To be done » Search the entries for the word "structured" and pull out each line that has it.

[Figure content listings]
--- begin ---

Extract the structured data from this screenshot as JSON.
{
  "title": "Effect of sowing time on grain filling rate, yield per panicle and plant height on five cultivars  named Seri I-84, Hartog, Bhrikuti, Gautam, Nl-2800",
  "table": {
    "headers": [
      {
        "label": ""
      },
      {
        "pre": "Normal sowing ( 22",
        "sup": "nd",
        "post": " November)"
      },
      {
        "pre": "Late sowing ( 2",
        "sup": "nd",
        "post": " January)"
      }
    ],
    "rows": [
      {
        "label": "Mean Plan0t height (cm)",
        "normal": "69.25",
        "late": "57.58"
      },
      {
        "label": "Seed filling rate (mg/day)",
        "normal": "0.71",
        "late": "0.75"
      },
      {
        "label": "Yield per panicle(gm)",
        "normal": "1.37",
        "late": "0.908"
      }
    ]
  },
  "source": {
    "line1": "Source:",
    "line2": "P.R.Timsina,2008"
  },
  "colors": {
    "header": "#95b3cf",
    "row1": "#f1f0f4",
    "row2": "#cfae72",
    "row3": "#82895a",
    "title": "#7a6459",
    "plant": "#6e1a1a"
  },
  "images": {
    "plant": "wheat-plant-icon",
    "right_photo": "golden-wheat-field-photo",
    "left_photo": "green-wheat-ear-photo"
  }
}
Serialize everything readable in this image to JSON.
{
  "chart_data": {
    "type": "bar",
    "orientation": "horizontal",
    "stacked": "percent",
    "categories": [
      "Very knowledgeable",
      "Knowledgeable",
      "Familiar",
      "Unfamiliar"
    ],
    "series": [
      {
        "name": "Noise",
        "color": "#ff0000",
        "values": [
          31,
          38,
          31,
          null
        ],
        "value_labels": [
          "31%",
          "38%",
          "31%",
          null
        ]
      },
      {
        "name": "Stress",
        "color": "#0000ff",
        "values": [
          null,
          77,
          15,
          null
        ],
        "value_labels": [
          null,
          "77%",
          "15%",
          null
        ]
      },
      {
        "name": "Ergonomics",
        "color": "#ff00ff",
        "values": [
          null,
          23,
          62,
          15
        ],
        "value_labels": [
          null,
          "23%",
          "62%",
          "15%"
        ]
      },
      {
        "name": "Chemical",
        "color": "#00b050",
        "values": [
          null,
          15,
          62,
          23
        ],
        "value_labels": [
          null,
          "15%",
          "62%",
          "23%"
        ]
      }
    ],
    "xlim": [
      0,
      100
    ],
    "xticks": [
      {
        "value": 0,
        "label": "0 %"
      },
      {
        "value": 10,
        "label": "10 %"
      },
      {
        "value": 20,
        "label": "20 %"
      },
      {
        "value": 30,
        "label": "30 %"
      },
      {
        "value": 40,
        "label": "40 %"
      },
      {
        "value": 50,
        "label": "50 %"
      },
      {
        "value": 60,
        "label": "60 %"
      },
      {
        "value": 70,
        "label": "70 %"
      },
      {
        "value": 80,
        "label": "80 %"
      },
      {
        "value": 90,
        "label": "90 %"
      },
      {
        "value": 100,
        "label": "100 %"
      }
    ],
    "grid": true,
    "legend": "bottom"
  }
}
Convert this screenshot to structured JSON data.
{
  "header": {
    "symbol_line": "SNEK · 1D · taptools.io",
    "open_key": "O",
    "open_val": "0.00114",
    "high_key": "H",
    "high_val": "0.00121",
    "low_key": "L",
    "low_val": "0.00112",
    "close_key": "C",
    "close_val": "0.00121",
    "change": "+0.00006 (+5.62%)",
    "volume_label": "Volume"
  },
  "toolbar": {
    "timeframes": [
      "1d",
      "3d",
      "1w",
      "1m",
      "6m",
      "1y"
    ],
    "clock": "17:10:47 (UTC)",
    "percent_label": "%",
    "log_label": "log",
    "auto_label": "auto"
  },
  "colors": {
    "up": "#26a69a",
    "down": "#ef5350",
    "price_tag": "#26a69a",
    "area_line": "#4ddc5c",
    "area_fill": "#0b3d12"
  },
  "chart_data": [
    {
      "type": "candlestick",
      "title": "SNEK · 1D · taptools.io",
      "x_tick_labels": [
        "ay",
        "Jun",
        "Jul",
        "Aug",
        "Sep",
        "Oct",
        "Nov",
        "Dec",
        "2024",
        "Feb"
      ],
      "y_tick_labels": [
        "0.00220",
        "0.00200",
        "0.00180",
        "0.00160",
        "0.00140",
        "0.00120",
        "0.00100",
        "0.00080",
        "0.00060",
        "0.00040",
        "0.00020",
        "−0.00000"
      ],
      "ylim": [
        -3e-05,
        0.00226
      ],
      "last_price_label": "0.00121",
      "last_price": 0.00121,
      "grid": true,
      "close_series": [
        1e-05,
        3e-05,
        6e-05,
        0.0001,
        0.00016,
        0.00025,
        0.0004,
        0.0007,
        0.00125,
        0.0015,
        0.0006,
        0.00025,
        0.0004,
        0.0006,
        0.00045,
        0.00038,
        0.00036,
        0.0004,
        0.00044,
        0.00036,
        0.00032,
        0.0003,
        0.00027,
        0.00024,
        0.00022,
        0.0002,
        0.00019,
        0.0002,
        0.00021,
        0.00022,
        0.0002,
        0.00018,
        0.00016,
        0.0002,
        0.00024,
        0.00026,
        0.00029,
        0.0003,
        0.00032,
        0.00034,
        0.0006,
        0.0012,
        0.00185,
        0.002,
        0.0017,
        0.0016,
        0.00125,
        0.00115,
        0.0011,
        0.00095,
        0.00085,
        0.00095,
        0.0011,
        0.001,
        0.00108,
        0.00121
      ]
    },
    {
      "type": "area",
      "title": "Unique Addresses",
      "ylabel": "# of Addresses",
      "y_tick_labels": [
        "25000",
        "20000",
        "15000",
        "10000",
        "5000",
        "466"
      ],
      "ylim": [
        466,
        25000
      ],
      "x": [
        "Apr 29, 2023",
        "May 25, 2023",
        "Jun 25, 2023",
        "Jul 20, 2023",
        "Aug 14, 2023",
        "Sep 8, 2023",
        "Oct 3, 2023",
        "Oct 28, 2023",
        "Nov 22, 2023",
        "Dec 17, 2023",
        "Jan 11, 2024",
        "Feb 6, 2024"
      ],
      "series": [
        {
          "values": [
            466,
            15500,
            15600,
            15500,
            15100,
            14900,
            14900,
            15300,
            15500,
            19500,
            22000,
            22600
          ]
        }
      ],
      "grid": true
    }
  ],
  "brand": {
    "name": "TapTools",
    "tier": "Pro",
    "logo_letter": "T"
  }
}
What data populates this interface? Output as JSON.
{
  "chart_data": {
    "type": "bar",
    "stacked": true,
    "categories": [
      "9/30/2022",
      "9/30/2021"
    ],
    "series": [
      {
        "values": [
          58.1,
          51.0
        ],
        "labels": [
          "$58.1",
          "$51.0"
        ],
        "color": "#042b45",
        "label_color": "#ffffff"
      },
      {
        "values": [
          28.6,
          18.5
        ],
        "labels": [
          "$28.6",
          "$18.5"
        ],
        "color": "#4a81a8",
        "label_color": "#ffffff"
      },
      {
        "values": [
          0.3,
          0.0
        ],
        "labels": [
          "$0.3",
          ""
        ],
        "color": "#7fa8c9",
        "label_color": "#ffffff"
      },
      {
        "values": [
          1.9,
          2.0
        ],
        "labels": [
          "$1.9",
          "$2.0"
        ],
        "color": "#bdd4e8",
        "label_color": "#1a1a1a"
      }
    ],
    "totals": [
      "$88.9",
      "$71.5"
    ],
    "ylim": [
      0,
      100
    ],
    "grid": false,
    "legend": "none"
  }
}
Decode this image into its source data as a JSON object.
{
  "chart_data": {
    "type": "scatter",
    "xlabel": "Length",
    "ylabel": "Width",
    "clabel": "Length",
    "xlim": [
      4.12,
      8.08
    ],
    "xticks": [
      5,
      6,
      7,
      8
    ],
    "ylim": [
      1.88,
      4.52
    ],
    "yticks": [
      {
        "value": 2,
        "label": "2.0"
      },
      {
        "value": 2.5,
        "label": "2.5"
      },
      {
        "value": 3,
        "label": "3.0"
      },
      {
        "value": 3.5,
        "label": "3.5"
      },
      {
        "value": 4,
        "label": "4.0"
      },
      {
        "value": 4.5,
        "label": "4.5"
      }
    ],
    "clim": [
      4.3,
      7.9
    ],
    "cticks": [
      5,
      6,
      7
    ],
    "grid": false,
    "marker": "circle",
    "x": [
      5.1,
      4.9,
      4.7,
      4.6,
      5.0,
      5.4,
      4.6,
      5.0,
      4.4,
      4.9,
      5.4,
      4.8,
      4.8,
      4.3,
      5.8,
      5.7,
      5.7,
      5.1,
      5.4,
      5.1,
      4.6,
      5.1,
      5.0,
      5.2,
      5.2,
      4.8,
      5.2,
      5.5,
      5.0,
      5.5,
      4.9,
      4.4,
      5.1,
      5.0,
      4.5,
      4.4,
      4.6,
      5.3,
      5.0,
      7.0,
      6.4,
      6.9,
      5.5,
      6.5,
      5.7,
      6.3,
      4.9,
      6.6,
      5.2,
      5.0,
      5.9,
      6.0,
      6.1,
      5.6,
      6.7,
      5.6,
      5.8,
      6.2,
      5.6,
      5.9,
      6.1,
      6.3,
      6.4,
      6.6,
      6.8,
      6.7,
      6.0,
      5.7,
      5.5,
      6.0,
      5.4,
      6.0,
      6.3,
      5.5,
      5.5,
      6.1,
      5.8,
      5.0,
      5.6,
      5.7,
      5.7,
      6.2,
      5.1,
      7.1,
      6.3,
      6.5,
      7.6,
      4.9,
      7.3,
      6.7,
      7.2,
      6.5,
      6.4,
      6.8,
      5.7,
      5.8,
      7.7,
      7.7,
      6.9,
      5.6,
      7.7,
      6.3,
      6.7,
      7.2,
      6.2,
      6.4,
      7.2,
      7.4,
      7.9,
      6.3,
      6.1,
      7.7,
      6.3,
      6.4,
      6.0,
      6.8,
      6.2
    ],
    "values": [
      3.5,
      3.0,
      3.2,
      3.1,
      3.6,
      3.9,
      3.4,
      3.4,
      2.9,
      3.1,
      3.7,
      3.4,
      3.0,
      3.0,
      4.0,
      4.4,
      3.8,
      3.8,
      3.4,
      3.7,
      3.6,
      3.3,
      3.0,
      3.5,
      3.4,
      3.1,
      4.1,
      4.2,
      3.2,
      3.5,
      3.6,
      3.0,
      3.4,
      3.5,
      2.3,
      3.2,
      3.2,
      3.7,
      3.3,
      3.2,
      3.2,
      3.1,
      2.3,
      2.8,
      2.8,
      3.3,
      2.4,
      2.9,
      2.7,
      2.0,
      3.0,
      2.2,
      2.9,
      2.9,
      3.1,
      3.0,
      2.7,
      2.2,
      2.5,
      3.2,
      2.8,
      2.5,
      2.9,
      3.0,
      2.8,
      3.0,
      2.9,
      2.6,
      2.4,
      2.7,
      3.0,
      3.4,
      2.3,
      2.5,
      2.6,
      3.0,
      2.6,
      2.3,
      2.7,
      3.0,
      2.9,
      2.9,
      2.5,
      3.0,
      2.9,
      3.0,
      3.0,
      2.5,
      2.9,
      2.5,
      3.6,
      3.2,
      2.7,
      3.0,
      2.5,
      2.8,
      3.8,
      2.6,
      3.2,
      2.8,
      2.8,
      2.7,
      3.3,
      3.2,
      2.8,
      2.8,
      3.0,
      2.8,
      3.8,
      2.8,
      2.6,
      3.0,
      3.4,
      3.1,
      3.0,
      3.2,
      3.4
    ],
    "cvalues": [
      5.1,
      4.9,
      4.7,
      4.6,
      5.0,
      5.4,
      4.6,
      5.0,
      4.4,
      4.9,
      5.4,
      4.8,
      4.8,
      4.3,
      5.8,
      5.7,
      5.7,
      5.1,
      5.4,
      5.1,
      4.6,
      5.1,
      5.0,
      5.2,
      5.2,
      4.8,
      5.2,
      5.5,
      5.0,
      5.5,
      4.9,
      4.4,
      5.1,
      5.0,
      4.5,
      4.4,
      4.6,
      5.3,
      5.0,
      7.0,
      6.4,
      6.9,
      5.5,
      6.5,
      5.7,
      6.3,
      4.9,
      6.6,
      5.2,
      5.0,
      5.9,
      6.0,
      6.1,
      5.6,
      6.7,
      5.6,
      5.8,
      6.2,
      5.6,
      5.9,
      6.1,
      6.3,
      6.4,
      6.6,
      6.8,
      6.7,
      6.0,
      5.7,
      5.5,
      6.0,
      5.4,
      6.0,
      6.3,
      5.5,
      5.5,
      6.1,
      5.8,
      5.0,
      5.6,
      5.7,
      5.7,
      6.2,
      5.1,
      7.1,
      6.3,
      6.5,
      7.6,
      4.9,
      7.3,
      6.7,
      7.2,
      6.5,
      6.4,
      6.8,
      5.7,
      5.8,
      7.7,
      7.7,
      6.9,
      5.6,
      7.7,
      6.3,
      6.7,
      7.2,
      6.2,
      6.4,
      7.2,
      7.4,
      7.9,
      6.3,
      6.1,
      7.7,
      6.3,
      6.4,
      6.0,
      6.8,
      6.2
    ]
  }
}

--- end ---

Output of the task »
Extract the structured data from this screenshot as JSON.
Convert this screenshot to structured JSON data.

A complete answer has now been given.